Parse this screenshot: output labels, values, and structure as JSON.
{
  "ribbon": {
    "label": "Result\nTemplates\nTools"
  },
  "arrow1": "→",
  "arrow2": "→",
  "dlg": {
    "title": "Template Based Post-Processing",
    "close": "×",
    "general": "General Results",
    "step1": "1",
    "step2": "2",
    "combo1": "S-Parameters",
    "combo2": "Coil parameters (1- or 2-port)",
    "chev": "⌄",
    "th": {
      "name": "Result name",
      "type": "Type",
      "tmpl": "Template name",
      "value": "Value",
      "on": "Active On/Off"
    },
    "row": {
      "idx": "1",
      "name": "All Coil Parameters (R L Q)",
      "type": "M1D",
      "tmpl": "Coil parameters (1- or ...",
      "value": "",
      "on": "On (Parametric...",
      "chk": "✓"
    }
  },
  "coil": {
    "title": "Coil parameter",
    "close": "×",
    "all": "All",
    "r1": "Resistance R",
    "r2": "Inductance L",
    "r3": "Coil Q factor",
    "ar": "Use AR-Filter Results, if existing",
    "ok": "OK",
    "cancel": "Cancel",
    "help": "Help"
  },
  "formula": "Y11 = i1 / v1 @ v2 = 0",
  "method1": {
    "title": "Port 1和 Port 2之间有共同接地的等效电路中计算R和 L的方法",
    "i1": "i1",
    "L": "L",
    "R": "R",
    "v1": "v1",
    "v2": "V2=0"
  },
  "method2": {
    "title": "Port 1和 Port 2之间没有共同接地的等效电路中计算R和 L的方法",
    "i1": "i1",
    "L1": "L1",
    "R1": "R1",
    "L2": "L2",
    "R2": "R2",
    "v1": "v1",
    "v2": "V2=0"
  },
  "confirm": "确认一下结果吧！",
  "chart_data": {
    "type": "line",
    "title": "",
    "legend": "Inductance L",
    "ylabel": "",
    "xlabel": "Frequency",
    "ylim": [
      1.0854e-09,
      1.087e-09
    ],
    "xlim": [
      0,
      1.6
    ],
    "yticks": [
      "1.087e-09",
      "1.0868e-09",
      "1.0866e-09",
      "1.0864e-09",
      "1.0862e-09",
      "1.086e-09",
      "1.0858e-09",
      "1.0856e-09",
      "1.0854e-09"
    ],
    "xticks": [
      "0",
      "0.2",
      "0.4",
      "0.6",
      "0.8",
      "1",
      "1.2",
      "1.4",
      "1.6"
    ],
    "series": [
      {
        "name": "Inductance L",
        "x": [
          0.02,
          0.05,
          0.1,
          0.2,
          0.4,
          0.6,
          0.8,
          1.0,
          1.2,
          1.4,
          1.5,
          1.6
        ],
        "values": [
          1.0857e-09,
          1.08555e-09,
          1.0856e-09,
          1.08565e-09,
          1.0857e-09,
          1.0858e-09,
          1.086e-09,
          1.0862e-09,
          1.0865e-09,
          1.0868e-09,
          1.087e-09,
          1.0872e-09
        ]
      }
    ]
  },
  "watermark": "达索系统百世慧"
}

---+---

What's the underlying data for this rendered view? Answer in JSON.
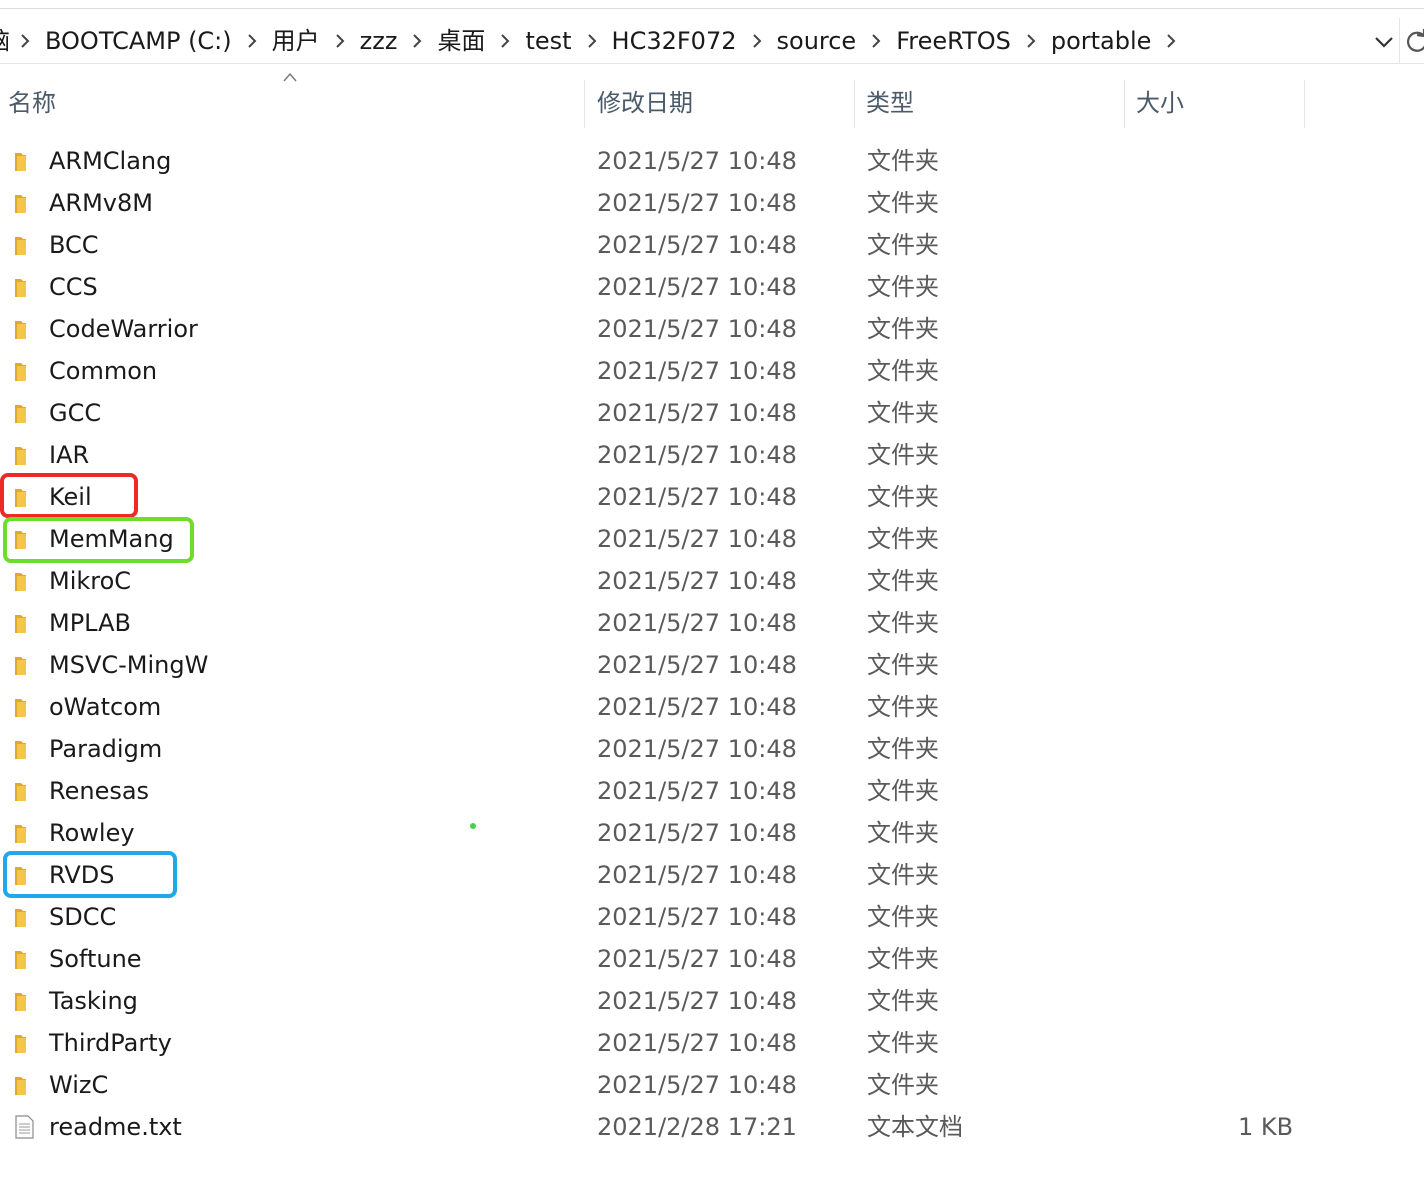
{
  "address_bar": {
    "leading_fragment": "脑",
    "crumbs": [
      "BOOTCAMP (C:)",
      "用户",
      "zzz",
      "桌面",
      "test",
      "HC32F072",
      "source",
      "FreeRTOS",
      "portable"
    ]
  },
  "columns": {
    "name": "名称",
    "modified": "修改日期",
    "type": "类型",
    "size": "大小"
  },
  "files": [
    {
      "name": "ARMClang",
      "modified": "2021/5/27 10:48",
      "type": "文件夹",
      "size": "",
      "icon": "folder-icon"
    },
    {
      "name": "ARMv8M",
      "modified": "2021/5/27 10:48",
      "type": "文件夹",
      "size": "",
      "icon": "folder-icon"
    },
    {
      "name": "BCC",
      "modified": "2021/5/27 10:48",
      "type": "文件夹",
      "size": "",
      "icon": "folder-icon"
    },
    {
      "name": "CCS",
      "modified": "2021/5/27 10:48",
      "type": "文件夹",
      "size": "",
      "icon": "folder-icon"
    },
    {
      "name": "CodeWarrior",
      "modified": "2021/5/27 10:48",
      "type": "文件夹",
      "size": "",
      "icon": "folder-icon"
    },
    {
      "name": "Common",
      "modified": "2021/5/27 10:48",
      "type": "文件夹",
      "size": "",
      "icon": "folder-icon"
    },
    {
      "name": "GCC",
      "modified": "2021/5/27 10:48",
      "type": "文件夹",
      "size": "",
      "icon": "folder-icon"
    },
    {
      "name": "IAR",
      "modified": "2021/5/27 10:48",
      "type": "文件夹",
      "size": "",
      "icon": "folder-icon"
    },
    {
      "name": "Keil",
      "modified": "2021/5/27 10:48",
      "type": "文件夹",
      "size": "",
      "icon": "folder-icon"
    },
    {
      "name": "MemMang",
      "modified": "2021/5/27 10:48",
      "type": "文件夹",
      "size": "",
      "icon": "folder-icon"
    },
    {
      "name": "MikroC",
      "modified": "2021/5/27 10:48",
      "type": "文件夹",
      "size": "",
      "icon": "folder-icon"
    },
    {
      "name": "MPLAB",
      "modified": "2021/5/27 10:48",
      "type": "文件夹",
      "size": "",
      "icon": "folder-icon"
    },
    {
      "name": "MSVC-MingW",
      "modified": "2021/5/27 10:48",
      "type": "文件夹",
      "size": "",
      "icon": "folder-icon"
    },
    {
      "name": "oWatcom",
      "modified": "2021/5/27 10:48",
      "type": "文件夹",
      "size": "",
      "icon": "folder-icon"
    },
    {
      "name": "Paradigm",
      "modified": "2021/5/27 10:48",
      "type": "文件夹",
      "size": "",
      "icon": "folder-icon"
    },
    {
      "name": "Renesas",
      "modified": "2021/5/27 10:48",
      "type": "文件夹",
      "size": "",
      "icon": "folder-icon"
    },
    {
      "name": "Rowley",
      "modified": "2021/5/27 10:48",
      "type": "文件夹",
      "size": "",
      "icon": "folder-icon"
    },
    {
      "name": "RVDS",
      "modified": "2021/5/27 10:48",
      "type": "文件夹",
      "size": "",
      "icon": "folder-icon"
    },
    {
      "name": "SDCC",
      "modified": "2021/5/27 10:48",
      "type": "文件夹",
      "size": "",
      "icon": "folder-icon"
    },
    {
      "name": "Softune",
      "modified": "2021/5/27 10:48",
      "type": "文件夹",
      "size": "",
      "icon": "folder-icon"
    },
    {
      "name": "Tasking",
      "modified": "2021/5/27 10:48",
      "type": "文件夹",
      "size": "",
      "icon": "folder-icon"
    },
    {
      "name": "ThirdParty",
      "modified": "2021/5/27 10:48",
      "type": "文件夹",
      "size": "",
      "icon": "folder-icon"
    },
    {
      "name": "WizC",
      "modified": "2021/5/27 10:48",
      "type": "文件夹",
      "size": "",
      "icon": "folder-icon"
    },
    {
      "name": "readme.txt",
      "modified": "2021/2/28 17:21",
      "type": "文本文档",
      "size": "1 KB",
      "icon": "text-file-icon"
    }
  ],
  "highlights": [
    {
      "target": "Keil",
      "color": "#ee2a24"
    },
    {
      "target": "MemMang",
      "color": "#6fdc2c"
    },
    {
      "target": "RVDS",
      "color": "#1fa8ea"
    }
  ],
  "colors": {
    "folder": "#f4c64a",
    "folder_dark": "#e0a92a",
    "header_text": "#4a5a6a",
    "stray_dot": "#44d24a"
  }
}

---+---

◆ **GOAL OF THE EXERCISE**:
Show, from the listing above, each line that contains the word "tmpl".

◆ **WRITTEN SOLUTION**:
      "tmpl": "Template name",
      "tmpl": "Coil parameters (1- or ...",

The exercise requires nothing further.